_What the task requires_.
Write out the material below exactly, beginning at the line that contains "Extract the structured" and ending with its last line, both ends included; write nothing else.

....

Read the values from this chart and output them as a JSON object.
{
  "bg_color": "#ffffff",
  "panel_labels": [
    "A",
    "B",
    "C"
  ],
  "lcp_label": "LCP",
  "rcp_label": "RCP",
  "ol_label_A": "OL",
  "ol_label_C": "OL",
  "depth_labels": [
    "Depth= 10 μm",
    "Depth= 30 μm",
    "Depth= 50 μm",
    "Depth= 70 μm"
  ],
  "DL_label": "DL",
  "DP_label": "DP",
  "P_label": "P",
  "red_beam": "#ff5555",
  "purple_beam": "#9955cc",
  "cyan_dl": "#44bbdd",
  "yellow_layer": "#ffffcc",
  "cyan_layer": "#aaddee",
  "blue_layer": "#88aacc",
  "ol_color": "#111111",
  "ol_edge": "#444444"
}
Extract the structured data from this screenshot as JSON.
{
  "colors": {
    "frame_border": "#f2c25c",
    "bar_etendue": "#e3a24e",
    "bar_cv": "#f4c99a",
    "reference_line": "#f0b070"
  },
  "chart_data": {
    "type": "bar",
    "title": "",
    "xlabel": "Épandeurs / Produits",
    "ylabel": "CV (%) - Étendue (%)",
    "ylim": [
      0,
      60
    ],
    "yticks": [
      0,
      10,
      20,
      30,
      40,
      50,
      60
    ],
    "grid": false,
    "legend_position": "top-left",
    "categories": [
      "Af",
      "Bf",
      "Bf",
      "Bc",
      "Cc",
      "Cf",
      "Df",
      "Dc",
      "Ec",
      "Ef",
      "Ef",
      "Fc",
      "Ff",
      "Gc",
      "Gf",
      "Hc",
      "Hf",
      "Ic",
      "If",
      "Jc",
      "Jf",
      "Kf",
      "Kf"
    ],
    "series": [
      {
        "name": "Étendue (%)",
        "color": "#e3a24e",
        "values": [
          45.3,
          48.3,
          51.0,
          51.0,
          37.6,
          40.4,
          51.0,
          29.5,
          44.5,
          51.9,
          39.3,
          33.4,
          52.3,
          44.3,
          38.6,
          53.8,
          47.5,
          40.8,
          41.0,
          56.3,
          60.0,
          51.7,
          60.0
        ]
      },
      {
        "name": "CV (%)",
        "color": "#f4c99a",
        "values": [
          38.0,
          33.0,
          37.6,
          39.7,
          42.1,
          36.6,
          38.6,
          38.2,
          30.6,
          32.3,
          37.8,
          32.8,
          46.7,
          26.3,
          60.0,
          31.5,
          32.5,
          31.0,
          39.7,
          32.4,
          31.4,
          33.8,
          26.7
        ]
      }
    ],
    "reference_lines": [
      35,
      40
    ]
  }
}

....

_Answer to this problem_.
Extract the structured data from this screenshot as JSON.
{
  "colors": {
    "frame_border": "#f2c25c",
    "bar_etendue": "#e3a24e",
    "bar_cv": "#f4c99a",
    "reference_line": "#f0b070"
  },
  "chart_data": {
    "type": "bar",
    "title": "",
    "xlabel": "Épandeurs / Produits",
    "ylabel": "CV (%) - Étendue (%)",
    "ylim": [
      0,
      60
    ],
    "yticks": [
      0,
      10,
      20,
      30,
      40,
      50,
      60
    ],
    "grid": false,
    "legend_position": "top-left",
    "categories": [
      "Af",
      "Bf",
      "Bf",
      "Bc",
      "Cc",
      "Cf",
      "Df",
      "Dc",
      "Ec",
      "Ef",
      "Ef",
      "Fc",
      "Ff",
      "Gc",
      "Gf",
      "Hc",
      "Hf",
      "Ic",
      "If",
      "Jc",
      "Jf",
      "Kf",
      "Kf"
    ],
    "series": [
      {
        "name": "Étendue (%)",
        "color": "#e3a24e",
        "values": [
          45.3,
          48.3,
          51.0,
          51.0,
          37.6,
          40.4,
          51.0,
          29.5,
          44.5,
          51.9,
          39.3,
          33.4,
          52.3,
          44.3,
          38.6,
          53.8,
          47.5,
          40.8,
          41.0,
          56.3,
          60.0,
          51.7,
          60.0
        ]
      },
      {
        "name": "CV (%)",
        "color": "#f4c99a",
        "values": [
          38.0,
          33.0,
          37.6,
          39.7,
          42.1,
          36.6,
          38.6,
          38.2,
          30.6,
          32.3,
          37.8,
          32.8,
          46.7,
          26.3,
          60.0,
          31.5,
          32.5,
          31.0,
          39.7,
          32.4,
          31.4,
          33.8,
          26.7
        ]
      }
    ],
    "reference_lines": [
      35,
      40
    ]
  }
}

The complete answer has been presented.